Set task: Spot each line that carries the word "name"; copy those lines.

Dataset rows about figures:
□ □ □ □
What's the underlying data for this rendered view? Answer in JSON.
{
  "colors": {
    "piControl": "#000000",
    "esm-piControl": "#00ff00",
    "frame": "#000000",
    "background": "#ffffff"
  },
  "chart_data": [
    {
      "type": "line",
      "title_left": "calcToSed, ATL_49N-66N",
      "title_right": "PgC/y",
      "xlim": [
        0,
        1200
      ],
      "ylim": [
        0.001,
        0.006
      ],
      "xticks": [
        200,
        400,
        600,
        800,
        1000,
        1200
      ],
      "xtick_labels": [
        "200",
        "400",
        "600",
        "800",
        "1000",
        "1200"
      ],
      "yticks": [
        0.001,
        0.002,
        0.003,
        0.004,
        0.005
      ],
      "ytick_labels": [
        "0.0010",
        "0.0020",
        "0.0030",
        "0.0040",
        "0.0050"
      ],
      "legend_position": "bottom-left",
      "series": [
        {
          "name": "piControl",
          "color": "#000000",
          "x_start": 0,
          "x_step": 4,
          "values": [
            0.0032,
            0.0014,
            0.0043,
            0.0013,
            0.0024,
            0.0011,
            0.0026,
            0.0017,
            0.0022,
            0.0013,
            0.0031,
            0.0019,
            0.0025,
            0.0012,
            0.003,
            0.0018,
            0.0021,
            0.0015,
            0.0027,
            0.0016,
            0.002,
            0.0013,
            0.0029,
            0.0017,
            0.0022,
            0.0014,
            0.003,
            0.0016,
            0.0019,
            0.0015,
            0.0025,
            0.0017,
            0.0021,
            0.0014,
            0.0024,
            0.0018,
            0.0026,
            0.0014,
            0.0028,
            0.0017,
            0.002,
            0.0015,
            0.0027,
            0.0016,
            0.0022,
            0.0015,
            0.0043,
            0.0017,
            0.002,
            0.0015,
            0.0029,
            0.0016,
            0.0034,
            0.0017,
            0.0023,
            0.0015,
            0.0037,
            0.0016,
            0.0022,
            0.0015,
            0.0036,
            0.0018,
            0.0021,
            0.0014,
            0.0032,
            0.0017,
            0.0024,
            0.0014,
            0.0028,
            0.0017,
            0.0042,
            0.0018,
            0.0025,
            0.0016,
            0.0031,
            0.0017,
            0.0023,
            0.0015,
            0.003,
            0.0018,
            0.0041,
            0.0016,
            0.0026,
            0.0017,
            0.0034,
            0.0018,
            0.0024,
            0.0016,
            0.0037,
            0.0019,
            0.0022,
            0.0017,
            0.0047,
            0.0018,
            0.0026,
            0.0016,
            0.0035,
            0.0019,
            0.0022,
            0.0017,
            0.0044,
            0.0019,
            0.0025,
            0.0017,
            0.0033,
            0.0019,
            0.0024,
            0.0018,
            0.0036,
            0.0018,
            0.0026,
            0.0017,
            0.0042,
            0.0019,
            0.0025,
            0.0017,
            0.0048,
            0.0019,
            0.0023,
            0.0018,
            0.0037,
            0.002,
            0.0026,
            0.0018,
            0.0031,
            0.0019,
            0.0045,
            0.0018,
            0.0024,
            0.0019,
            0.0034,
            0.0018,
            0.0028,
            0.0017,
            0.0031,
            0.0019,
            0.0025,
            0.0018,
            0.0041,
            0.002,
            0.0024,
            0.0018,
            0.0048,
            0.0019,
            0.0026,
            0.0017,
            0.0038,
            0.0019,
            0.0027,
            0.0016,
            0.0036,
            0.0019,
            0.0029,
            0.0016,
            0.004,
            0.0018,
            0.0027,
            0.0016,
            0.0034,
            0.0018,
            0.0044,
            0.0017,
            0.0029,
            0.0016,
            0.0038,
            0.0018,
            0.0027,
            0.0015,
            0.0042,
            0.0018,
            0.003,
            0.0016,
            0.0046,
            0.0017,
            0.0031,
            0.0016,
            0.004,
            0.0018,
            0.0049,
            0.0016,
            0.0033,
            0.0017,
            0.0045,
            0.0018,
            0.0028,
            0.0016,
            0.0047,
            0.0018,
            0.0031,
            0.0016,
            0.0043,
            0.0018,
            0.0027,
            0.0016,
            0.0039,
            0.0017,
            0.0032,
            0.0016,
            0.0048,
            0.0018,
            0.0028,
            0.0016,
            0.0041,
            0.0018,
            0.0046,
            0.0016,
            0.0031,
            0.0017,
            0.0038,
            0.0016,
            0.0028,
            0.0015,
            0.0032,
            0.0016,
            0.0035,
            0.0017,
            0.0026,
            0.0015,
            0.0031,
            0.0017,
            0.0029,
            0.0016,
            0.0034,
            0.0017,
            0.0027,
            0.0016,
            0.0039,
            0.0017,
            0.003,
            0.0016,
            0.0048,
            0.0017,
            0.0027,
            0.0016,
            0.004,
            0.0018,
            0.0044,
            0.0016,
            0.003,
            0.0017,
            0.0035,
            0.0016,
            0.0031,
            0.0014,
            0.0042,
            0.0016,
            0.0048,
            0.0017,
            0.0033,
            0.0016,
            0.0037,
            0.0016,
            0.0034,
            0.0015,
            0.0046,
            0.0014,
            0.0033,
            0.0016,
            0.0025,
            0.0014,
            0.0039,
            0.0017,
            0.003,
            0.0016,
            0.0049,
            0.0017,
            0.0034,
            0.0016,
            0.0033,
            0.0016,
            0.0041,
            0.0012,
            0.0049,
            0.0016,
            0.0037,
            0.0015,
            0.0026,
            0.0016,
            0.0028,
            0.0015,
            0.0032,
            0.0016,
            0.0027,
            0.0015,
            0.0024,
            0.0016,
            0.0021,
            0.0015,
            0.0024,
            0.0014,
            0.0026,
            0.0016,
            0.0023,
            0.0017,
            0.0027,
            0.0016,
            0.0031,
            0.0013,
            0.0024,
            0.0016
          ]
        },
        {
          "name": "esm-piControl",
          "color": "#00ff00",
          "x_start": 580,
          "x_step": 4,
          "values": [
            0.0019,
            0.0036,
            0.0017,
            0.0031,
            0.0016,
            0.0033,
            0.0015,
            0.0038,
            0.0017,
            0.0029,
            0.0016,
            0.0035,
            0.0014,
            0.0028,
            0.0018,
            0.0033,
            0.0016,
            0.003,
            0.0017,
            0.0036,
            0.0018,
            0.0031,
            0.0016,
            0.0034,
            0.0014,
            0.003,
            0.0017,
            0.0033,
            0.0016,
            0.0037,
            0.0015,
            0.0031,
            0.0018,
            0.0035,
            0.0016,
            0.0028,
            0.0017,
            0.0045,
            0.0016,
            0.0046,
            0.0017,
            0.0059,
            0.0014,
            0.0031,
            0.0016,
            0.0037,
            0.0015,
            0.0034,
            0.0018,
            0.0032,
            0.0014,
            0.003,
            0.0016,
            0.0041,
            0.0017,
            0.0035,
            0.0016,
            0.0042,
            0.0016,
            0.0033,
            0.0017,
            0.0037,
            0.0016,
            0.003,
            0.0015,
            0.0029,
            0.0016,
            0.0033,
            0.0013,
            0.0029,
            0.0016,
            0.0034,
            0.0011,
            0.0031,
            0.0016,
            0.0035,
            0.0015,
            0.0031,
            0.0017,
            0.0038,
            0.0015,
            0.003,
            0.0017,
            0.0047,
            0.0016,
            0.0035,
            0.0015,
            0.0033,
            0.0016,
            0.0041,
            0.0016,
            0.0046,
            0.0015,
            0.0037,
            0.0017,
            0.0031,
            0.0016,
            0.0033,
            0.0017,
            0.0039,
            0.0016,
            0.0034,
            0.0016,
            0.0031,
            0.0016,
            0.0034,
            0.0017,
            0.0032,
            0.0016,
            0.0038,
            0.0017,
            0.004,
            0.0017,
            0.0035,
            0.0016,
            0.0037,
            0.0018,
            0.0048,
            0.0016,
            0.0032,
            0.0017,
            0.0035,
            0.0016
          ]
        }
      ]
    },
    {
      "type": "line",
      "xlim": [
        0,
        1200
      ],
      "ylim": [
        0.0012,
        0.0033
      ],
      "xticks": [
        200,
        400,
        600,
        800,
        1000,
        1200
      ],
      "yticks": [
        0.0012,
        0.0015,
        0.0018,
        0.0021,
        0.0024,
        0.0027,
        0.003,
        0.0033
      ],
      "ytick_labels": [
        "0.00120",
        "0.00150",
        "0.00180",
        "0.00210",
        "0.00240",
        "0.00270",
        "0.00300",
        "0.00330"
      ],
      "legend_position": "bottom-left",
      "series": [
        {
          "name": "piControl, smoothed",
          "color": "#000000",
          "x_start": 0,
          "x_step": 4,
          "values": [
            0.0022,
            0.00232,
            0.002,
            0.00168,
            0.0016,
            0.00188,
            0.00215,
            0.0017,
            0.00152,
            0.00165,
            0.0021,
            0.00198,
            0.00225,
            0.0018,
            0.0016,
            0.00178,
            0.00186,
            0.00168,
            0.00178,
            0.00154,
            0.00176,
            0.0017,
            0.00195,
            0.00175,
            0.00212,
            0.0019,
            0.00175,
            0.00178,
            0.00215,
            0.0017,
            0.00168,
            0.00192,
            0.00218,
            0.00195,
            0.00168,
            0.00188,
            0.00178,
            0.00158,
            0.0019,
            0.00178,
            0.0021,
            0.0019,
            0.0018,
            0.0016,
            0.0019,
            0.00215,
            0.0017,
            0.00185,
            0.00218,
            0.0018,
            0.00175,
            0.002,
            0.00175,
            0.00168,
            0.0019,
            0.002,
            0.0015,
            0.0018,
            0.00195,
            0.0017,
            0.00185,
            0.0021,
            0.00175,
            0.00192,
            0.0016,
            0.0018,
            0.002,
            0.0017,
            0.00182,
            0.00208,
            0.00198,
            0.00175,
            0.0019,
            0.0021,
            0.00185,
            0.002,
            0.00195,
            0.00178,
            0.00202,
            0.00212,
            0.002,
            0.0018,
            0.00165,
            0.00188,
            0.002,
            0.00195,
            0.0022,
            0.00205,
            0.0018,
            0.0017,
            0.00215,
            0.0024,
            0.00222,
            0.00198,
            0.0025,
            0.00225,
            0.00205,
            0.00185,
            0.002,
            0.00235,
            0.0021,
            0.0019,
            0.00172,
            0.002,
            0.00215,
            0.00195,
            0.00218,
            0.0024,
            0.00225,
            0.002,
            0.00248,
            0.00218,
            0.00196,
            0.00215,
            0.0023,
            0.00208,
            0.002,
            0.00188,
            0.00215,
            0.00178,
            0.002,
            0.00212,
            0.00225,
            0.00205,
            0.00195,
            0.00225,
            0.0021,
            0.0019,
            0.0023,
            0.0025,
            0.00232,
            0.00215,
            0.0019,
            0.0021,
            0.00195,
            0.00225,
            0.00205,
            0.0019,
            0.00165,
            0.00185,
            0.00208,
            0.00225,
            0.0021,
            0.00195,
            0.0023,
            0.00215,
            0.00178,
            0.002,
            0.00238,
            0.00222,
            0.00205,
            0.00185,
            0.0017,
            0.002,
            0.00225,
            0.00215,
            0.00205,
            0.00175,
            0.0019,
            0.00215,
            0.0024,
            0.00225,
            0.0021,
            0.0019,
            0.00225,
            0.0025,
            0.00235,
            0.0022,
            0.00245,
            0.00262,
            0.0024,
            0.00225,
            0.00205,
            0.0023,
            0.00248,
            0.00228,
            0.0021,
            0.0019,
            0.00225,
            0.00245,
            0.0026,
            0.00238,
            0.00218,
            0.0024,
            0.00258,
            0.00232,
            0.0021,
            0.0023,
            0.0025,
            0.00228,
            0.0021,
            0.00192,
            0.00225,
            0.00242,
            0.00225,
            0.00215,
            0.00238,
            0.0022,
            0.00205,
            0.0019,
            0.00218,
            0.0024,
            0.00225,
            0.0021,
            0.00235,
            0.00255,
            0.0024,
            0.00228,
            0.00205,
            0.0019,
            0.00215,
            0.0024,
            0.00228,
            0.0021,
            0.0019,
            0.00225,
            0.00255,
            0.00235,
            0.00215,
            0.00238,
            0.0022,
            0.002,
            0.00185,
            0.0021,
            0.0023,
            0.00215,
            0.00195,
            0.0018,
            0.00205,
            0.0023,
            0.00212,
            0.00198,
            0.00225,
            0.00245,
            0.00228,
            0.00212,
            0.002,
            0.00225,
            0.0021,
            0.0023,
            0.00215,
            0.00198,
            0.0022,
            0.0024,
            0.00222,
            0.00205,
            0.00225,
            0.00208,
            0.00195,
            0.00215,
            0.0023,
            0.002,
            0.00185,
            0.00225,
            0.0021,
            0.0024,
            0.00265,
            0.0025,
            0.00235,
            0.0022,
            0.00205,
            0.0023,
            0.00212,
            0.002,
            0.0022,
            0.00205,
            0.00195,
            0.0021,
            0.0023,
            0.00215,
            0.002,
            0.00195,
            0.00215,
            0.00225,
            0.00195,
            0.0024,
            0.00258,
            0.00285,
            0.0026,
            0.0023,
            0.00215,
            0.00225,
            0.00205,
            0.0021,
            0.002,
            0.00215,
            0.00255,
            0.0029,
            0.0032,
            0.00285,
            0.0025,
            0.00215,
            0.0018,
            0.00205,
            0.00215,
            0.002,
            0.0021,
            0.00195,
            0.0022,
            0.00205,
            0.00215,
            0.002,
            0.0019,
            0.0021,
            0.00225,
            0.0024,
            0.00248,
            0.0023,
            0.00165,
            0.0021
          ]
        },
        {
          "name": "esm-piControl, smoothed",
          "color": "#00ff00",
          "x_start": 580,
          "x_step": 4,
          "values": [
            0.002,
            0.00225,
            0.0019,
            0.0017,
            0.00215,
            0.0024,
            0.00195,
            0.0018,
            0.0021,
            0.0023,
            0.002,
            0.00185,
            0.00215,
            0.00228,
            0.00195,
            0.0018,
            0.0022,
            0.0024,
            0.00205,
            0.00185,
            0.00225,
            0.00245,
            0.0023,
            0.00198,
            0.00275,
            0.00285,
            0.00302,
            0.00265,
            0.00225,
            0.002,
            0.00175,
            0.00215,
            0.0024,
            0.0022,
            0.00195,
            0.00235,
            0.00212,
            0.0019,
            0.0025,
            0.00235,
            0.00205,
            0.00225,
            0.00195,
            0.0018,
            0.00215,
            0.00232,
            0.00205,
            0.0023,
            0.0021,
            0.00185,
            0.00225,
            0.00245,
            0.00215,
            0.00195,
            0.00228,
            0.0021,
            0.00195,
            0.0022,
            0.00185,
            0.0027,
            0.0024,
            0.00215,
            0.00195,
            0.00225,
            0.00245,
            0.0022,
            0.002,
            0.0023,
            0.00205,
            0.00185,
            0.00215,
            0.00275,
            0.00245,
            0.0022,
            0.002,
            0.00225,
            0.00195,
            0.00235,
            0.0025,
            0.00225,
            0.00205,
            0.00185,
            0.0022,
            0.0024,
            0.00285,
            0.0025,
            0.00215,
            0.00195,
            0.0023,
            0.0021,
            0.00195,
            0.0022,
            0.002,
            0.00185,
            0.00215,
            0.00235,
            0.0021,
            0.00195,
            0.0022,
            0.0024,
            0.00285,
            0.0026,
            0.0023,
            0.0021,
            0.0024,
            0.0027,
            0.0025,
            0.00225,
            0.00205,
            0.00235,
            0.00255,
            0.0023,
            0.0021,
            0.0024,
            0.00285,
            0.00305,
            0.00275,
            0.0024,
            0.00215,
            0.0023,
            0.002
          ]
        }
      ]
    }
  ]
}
□ □ □ □
Correct answer:
          "name": "piControl",
          "name": "esm-piControl",
          "name": "piControl, smoothed",
          "name": "esm-piControl, smoothed",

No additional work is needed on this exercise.